— START —

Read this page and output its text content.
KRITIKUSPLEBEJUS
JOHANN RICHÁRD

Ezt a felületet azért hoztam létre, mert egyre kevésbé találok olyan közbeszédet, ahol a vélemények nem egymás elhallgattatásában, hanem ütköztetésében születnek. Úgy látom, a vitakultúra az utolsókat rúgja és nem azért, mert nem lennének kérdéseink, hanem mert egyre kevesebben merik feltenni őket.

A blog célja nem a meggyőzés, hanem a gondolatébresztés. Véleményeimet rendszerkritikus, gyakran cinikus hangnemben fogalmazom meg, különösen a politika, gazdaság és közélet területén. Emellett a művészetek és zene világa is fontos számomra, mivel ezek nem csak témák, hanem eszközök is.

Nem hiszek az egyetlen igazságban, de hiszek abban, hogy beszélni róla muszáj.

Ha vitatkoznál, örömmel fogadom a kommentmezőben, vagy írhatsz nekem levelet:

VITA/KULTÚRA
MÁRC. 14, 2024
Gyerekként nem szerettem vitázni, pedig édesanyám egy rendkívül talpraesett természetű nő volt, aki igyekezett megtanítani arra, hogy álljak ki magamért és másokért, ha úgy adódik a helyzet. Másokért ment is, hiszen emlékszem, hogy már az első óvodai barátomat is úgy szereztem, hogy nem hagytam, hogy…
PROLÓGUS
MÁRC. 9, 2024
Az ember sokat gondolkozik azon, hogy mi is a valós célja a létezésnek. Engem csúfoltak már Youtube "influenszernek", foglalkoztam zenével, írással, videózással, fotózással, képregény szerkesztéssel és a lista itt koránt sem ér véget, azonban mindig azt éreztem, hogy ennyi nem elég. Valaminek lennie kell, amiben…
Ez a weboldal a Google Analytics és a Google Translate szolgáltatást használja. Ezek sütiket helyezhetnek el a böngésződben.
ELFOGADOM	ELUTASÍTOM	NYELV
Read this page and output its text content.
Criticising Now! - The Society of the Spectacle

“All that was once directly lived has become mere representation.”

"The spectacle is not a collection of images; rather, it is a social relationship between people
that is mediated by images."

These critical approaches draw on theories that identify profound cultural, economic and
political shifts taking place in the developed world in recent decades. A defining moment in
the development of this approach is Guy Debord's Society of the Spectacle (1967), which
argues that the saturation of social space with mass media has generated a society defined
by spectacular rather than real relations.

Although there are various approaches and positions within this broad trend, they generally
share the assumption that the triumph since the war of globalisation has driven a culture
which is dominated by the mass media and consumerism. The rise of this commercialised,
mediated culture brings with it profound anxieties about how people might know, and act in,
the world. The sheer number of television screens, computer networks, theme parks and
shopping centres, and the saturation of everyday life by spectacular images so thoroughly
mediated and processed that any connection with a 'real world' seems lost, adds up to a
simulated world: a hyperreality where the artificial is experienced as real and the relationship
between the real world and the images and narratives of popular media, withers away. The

— END —

> **EXERCISE GOAL**: Scan the records above for the string "which", then report every line that contains it.

> **PROBLEM SOLUTION**:
the development of this approach is Guy Debord's Society of the Spectacle (1967), which
which is dominated by the mass media and consumerism. The rise of this commercialised,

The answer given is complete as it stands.